— Start of LISTED ENTRIES —

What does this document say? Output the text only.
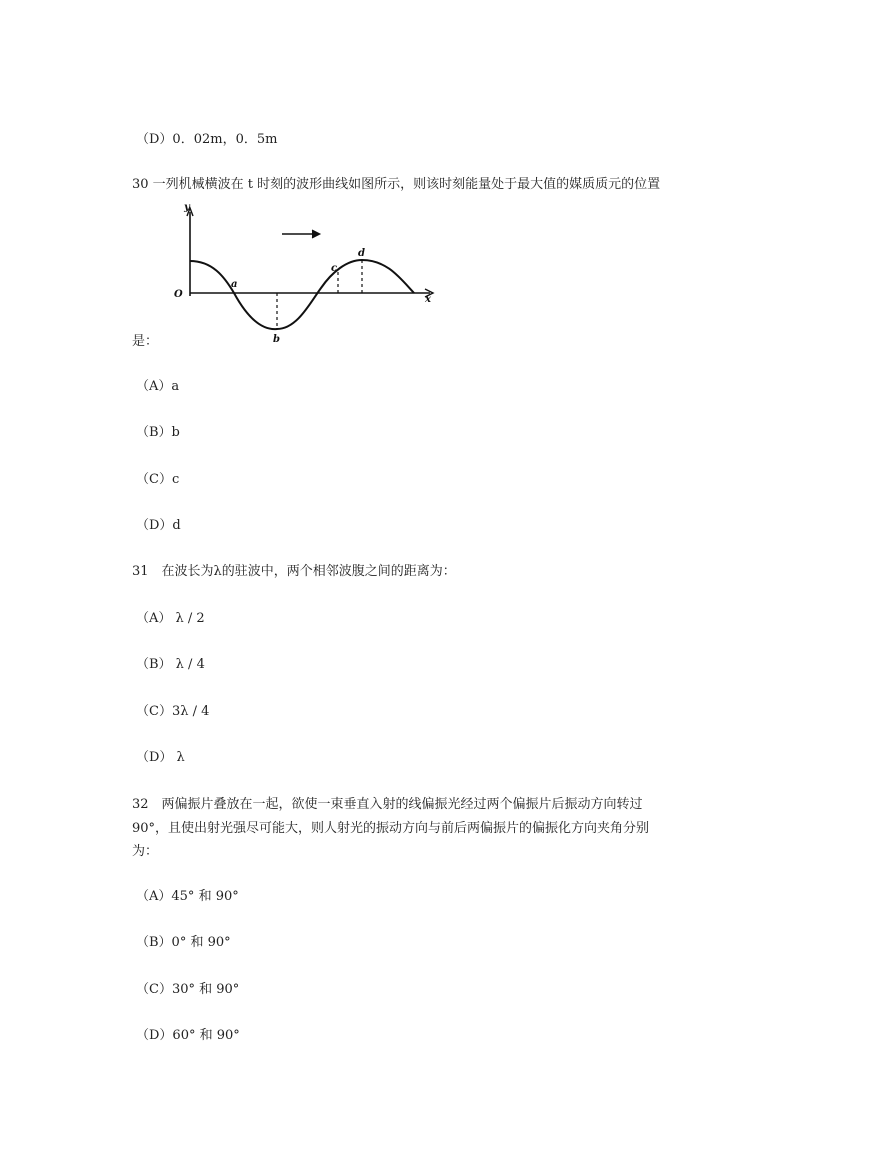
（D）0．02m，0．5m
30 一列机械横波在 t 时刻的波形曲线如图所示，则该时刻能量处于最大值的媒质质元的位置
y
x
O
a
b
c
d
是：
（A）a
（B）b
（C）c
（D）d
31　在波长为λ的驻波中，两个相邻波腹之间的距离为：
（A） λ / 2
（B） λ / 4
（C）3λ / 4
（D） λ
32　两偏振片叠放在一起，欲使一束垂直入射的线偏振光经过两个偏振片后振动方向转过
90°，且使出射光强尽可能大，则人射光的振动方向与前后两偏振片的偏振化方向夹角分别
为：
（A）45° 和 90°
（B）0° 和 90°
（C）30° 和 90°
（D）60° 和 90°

— End of LISTED ENTRIES —
— Start of LISTED ENTRIES —

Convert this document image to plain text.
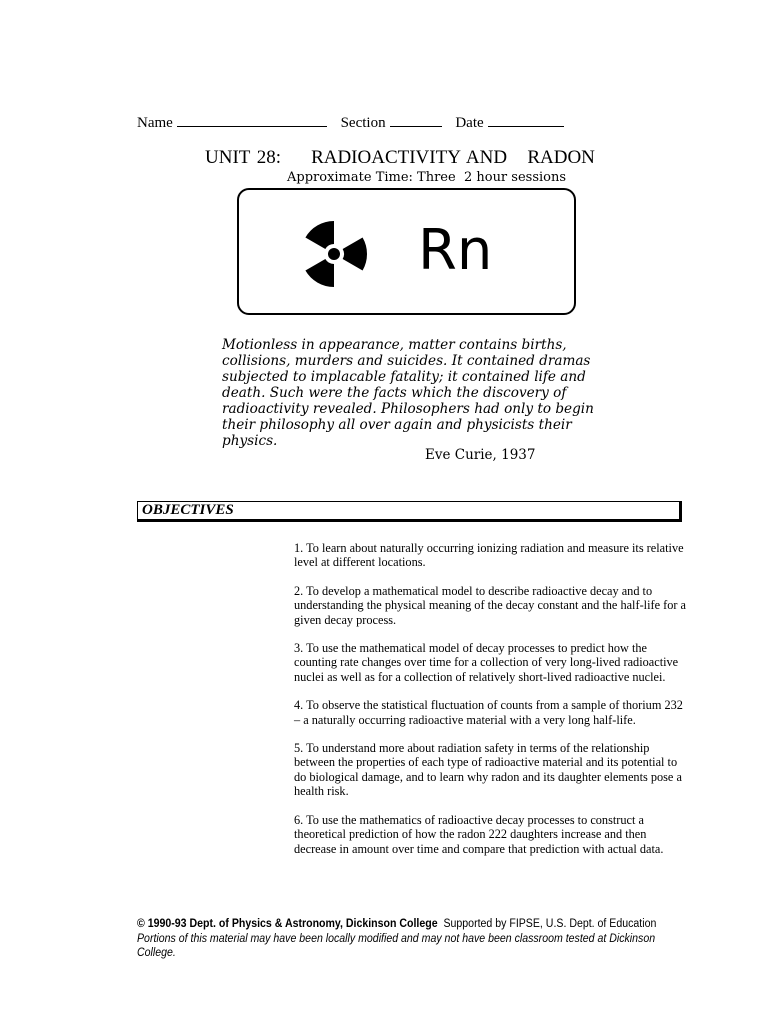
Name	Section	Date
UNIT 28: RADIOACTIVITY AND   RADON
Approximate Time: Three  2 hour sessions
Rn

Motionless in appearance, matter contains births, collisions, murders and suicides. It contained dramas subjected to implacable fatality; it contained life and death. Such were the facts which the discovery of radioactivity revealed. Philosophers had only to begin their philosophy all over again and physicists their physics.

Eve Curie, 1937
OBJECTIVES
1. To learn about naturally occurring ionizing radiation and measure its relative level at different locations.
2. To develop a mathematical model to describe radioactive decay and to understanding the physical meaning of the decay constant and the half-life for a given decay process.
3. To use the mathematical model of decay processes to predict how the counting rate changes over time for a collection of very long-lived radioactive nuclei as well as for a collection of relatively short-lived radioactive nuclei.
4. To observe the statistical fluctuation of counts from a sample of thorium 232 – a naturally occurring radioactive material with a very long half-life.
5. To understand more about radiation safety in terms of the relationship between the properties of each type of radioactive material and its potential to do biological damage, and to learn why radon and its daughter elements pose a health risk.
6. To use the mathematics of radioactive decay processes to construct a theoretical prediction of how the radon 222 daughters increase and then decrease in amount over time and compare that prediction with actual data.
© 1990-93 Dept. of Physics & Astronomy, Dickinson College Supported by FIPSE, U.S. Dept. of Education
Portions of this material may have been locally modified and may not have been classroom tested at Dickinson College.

— End of LISTED ENTRIES —

**TASK TO COMPLETE**
Copy every line above in which the string "model" shows up.

**FINAL ANSWER**
2. To develop a mathematical model to describe radioactive decay and to understanding the physical meaning of the decay constant and the half-life for a given decay process.
3. To use the mathematical model of decay processes to predict how the counting rate changes over time for a collection of very long-lived radioactive nuclei as well as for a collection of relatively short-lived radioactive nuclei.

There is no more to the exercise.